──────── ENTRIES SUPPLIED ────────

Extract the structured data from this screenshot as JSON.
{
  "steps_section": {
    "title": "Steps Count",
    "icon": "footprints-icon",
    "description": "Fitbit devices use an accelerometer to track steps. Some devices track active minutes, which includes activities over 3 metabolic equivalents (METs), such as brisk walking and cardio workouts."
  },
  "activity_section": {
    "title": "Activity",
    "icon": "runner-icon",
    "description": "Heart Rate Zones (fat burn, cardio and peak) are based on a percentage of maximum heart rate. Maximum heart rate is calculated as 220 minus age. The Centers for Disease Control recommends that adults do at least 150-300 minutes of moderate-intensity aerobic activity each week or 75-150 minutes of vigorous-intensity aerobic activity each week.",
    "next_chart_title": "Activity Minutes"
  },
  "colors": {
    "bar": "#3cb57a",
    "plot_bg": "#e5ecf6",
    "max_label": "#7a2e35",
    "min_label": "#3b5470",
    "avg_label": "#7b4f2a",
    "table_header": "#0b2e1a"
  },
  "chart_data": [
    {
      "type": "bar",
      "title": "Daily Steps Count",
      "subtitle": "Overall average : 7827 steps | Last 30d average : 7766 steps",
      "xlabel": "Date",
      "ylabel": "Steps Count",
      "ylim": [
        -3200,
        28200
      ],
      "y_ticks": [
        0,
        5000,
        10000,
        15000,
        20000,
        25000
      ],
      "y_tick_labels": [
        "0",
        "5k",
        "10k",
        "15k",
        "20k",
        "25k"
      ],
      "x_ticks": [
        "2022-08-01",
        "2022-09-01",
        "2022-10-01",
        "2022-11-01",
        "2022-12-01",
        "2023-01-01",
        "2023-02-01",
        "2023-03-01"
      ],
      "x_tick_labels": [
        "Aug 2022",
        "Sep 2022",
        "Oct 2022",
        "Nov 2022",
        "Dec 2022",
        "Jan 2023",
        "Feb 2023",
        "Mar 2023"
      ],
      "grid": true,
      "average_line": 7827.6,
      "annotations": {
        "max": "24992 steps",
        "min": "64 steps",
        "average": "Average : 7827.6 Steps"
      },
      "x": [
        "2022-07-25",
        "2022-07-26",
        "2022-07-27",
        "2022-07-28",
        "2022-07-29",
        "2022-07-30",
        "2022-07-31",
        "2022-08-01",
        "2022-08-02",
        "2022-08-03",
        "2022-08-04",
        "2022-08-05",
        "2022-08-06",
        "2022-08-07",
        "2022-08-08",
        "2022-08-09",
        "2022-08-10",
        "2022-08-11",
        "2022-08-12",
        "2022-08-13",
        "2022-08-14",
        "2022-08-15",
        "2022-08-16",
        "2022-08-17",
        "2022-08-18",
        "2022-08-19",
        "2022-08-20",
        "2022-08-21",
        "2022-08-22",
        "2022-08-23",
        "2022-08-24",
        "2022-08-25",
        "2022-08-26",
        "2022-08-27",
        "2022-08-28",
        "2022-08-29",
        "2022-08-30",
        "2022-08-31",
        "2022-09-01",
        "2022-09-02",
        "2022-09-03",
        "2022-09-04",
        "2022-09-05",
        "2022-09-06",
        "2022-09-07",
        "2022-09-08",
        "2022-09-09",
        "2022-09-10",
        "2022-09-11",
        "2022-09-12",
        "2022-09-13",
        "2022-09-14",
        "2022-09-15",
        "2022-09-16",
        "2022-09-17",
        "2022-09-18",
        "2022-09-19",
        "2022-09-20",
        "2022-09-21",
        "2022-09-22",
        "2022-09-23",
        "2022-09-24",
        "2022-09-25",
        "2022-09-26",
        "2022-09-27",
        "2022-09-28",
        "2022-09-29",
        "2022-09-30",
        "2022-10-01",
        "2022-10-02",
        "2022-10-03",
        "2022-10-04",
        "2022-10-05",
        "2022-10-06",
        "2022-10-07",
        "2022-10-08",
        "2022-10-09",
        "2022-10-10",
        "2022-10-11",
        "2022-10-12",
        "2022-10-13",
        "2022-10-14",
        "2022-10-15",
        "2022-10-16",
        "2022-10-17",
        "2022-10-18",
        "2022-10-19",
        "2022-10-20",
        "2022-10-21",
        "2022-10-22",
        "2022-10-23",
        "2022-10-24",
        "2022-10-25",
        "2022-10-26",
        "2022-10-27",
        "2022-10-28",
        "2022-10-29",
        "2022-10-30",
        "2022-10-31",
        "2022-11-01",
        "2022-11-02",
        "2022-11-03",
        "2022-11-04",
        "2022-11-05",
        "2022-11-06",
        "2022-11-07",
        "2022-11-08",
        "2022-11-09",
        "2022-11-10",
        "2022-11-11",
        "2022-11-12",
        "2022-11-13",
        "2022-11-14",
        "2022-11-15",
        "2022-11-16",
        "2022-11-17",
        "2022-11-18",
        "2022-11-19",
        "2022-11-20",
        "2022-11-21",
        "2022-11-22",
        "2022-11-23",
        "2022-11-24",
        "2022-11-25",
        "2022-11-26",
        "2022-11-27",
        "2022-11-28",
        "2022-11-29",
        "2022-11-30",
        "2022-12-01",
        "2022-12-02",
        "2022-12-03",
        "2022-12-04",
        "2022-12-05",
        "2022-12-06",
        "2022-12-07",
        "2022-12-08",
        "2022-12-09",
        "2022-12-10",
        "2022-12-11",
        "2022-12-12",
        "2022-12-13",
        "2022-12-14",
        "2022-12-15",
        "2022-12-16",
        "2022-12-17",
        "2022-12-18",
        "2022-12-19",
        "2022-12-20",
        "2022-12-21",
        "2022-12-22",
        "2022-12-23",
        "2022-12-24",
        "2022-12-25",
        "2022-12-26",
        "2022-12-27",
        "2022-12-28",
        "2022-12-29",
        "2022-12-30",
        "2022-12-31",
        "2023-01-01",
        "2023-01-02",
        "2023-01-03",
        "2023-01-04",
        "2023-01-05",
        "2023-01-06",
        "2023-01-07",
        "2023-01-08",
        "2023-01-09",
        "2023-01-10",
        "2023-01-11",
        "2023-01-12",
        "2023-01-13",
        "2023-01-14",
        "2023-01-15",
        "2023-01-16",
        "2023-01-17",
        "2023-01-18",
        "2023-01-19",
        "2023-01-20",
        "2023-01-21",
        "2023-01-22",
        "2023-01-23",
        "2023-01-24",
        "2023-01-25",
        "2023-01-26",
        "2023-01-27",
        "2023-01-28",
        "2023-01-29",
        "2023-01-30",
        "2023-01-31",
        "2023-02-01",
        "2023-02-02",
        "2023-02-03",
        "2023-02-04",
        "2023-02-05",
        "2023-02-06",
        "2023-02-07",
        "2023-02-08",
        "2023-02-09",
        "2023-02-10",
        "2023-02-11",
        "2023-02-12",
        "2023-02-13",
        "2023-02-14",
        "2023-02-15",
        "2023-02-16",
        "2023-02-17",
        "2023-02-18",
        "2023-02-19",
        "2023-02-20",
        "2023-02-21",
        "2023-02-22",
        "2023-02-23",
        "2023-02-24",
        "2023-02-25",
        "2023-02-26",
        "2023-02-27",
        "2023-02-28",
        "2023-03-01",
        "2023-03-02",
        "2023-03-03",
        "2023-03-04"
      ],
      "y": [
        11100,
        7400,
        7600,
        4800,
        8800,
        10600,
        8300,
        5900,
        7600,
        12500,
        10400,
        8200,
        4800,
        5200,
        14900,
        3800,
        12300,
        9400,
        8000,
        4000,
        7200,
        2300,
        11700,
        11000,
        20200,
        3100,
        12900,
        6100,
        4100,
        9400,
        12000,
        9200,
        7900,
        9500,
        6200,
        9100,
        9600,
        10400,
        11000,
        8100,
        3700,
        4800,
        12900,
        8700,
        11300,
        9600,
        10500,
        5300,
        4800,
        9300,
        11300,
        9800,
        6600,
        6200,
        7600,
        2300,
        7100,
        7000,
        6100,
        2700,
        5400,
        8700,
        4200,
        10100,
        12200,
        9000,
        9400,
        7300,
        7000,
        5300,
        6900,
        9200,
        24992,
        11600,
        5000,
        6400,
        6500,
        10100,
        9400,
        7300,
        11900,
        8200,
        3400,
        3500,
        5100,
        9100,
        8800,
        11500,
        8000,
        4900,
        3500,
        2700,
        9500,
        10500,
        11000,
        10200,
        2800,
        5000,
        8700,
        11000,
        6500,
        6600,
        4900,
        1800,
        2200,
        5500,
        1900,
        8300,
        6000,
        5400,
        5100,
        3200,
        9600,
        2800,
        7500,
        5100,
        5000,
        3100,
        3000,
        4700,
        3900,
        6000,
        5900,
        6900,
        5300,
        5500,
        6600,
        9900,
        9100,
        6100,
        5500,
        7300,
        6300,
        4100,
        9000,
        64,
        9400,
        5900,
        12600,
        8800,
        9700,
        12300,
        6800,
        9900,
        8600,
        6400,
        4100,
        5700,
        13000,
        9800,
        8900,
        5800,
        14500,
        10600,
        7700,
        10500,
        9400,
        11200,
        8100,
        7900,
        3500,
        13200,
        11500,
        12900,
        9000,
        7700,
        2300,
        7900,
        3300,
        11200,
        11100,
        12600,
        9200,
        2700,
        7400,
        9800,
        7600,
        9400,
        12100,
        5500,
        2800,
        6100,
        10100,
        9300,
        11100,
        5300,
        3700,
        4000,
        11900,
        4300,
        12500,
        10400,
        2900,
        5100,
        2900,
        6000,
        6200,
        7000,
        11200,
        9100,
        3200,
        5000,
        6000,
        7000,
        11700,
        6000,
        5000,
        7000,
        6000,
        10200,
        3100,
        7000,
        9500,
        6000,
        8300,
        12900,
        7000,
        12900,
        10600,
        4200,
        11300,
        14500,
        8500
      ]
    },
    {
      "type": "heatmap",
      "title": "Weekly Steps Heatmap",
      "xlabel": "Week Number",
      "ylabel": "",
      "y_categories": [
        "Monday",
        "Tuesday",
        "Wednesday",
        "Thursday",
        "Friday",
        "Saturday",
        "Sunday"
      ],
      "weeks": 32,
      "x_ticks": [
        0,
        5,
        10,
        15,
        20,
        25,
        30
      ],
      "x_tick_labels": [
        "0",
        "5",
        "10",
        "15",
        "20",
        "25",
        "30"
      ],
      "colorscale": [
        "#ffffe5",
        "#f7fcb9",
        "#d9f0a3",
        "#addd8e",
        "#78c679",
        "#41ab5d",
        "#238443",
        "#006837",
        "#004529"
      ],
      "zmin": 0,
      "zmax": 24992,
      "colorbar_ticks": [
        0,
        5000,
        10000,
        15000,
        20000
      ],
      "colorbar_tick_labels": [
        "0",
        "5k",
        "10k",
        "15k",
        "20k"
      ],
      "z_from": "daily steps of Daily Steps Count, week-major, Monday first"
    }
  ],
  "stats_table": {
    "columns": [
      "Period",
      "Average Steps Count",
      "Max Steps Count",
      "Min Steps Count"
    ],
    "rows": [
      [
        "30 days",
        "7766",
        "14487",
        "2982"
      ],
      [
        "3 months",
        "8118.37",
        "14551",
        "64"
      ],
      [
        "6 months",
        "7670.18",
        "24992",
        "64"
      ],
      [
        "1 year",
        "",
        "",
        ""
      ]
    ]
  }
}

────────

* TO DO:
Of the lines above, how many hold the string "Monday"? Answer with only the number.

* ANSWER:
2